DO THIS: From the listing below, pull out the lines that hold "photography".
=======
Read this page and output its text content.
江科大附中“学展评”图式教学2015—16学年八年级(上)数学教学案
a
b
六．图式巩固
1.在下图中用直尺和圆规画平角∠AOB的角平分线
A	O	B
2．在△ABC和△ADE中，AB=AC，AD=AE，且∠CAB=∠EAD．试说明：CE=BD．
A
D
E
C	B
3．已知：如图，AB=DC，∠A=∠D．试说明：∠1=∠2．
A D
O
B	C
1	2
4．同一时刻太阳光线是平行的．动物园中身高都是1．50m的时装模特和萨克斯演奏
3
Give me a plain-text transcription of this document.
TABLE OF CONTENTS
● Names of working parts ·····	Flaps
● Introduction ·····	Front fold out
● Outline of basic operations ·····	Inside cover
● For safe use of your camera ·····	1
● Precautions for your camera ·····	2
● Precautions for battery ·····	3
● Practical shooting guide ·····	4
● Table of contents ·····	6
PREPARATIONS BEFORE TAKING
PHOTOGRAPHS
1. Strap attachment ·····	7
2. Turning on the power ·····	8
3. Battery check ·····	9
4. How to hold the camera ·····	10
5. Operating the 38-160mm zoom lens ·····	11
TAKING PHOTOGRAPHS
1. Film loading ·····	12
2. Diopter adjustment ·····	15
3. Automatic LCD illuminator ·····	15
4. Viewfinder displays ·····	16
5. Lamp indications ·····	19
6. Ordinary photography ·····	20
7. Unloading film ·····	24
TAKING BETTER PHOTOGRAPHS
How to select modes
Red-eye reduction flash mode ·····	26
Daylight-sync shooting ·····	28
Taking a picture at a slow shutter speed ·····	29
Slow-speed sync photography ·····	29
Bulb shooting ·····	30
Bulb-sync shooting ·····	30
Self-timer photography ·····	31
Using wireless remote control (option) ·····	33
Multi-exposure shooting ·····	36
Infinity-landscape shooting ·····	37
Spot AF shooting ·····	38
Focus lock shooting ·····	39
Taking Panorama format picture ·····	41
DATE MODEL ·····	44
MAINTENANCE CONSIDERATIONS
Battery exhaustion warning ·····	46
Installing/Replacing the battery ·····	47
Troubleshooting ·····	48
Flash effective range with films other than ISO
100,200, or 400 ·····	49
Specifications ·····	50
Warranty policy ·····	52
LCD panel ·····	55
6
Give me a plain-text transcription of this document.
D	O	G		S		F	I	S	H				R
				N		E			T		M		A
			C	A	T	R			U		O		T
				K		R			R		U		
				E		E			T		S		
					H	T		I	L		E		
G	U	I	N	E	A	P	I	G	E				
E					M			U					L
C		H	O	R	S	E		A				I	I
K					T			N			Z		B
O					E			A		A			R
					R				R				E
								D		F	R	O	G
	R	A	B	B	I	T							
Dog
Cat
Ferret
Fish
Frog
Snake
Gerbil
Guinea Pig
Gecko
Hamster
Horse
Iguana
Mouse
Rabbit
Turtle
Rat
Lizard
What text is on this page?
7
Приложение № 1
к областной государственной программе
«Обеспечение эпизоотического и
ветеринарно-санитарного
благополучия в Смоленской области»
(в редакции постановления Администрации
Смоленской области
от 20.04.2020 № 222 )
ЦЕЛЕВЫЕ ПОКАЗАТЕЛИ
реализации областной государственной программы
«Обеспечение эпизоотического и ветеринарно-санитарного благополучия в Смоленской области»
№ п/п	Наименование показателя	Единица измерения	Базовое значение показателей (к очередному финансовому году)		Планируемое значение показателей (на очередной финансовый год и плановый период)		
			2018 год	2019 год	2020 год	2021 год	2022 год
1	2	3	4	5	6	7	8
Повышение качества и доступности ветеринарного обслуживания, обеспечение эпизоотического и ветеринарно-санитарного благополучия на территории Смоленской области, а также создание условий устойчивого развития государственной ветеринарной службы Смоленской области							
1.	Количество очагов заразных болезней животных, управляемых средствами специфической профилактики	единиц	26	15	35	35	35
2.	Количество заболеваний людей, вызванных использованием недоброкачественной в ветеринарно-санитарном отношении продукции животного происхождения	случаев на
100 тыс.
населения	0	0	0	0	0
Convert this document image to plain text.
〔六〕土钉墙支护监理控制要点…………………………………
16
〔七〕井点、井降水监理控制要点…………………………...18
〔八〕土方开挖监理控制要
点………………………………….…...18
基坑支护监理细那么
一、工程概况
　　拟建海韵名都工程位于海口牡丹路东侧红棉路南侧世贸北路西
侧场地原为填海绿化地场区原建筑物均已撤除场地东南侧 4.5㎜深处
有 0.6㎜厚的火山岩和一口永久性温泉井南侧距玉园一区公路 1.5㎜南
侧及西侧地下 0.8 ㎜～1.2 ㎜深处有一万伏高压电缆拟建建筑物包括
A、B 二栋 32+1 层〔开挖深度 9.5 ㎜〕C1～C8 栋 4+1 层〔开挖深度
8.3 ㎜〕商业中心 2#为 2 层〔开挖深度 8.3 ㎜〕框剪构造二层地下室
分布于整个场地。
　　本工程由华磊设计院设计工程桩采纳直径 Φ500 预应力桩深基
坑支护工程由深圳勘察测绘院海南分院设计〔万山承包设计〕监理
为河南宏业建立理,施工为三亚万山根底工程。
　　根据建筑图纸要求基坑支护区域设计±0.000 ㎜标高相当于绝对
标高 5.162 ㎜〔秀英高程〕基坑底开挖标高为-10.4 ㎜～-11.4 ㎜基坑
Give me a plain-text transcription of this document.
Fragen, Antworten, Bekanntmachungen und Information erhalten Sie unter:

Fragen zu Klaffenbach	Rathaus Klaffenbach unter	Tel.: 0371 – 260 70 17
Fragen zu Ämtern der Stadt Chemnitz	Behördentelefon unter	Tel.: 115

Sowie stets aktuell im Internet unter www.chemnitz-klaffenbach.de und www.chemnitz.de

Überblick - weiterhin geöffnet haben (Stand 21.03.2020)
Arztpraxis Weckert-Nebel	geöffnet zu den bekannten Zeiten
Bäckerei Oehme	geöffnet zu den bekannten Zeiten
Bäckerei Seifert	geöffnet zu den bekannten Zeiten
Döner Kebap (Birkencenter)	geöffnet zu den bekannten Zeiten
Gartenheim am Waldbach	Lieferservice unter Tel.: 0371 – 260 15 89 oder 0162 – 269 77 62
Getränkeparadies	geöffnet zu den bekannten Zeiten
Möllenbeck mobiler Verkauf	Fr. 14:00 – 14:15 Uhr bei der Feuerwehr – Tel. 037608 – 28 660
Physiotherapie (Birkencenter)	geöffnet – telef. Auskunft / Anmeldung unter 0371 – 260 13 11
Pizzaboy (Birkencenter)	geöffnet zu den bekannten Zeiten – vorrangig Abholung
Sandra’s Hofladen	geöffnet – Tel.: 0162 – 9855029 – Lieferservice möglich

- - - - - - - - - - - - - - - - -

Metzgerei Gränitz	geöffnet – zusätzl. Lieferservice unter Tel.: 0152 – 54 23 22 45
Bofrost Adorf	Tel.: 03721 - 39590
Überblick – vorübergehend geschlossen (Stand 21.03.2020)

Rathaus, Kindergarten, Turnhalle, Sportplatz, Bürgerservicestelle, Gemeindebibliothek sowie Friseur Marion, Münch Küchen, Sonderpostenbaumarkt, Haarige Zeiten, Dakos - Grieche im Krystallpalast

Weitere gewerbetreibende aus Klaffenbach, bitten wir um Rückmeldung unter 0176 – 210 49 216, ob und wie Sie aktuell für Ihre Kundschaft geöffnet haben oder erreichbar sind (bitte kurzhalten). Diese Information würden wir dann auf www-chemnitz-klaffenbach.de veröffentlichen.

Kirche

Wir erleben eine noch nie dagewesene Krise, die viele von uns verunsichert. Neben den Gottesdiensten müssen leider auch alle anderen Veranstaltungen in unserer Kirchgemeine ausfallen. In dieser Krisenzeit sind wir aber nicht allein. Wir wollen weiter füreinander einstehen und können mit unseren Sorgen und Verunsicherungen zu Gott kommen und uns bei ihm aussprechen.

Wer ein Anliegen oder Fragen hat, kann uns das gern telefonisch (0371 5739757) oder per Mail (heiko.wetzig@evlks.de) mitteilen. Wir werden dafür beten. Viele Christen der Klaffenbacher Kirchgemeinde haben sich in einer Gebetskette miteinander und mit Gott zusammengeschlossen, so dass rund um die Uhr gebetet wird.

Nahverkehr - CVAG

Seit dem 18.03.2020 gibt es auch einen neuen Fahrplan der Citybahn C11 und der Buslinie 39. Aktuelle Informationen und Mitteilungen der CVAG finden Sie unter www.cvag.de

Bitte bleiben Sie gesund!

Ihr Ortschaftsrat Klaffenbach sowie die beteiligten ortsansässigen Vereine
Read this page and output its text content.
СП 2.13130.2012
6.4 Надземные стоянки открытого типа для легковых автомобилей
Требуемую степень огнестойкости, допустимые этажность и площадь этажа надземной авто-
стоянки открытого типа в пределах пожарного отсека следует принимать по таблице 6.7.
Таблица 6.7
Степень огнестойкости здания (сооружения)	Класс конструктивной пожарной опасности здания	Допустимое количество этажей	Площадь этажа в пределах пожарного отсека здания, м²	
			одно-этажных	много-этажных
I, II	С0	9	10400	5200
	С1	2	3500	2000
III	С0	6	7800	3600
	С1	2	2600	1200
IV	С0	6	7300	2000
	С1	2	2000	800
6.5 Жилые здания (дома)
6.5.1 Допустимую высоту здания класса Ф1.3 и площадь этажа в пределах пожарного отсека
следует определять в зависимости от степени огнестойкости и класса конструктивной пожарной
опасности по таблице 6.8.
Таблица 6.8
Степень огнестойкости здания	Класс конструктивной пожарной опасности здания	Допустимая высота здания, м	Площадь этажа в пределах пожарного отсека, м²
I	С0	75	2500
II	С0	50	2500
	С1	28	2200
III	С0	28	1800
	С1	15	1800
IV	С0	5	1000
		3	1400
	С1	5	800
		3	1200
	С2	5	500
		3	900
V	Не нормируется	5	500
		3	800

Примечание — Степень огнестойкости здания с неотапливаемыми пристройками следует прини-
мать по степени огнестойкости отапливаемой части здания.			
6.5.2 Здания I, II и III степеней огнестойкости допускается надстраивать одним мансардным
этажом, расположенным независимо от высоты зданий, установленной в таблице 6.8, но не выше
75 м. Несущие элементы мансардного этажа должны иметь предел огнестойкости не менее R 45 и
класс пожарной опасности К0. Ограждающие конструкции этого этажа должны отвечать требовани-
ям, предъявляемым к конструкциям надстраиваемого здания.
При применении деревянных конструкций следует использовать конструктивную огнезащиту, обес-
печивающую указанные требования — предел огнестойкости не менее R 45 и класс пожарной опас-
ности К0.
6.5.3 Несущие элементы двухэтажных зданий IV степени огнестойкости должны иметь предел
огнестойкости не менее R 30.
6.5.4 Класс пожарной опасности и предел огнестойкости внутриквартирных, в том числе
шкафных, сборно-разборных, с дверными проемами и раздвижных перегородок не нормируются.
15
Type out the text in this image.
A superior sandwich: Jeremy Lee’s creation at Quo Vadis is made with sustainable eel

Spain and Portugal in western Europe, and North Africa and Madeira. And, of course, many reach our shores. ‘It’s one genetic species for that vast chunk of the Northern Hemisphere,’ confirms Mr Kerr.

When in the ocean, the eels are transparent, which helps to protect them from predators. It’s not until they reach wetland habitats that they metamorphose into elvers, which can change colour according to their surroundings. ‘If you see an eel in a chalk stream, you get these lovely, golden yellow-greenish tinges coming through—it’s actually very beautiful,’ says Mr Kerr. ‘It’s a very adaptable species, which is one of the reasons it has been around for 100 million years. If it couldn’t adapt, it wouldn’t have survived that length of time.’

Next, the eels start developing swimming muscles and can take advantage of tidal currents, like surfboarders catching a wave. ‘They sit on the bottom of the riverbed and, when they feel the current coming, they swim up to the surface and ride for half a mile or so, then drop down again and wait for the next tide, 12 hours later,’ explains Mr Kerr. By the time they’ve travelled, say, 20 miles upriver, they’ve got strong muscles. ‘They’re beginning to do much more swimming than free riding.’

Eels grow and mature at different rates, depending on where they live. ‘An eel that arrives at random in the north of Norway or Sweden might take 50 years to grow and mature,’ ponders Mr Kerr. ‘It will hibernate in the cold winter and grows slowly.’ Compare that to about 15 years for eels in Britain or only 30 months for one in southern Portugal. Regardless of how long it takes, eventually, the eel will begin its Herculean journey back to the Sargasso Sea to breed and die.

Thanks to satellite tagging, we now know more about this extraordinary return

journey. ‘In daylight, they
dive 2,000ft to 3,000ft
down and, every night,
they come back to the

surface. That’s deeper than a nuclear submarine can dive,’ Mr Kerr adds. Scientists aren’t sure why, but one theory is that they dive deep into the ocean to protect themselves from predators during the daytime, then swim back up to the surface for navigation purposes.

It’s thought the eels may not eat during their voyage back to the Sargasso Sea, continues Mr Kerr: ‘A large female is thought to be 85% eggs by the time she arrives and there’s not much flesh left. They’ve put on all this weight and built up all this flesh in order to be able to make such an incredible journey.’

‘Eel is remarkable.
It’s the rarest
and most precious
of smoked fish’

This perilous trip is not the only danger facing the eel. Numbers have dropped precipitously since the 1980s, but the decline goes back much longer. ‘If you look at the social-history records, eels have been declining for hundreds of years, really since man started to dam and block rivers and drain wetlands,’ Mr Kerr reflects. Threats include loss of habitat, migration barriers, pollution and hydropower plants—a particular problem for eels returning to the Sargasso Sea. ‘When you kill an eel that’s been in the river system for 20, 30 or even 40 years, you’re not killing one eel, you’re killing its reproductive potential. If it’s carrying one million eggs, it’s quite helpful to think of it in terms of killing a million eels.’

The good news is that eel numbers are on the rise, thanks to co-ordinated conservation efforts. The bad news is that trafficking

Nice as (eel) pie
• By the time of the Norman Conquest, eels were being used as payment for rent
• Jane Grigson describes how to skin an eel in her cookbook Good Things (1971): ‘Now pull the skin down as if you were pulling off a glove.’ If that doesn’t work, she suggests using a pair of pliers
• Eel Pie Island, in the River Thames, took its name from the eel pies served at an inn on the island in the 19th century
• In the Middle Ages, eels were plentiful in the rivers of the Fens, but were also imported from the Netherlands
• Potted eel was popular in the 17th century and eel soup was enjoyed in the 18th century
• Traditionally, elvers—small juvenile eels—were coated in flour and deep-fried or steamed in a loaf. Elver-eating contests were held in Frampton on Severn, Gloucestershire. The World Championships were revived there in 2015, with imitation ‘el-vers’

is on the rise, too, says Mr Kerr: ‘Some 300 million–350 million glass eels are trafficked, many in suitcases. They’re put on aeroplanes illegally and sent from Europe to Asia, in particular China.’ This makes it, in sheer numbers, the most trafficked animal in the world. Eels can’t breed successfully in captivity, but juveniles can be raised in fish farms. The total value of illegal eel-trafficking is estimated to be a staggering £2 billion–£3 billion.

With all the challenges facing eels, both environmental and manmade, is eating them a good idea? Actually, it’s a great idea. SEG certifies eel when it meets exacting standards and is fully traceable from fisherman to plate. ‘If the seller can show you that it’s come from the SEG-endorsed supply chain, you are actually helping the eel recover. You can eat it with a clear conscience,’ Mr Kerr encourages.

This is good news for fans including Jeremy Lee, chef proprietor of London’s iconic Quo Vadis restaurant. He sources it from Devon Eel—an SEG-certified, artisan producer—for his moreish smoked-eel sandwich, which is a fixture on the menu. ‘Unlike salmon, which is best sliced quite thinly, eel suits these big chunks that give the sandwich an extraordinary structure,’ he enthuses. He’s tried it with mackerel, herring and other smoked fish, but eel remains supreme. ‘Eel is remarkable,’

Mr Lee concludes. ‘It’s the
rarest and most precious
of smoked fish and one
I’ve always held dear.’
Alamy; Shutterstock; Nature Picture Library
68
=======
THE COMPLETED TASK:
6. Ordinary photography ·····	20
Slow-speed sync photography ·····	29
Self-timer photography ·····	31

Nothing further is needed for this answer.